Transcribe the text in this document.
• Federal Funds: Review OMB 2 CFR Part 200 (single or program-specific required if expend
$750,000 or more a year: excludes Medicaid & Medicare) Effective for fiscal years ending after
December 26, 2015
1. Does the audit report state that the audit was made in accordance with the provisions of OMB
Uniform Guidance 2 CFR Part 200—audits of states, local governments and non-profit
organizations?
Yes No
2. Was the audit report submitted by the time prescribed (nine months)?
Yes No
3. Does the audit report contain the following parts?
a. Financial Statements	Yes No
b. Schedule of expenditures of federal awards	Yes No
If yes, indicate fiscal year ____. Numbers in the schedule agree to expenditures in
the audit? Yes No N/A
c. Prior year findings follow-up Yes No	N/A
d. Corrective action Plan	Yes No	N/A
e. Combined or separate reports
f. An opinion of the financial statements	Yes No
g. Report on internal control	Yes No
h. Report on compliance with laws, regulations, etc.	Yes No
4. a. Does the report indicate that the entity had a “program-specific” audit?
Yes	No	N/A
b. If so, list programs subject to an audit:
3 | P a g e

- - -

Extract the full listing and reproduce each line exactly.

ANSWER TO THE PROBLEM
Transcribe the text in this document.
• Federal Funds: Review OMB 2 CFR Part 200 (single or program-specific required if expend
$750,000 or more a year: excludes Medicaid & Medicare) Effective for fiscal years ending after
December 26, 2015
1. Does the audit report state that the audit was made in accordance with the provisions of OMB
Uniform Guidance 2 CFR Part 200—audits of states, local governments and non-profit
organizations?
Yes No
2. Was the audit report submitted by the time prescribed (nine months)?
Yes No
3. Does the audit report contain the following parts?
a. Financial Statements	Yes No
b. Schedule of expenditures of federal awards	Yes No
If yes, indicate fiscal year ____. Numbers in the schedule agree to expenditures in
the audit? Yes No N/A
c. Prior year findings follow-up Yes No	N/A
d. Corrective action Plan	Yes No	N/A
e. Combined or separate reports
f. An opinion of the financial statements	Yes No
g. Report on internal control	Yes No
h. Report on compliance with laws, regulations, etc.	Yes No
4. a. Does the report indicate that the entity had a “program-specific” audit?
Yes	No	N/A
b. If so, list programs subject to an audit:
3 | P a g e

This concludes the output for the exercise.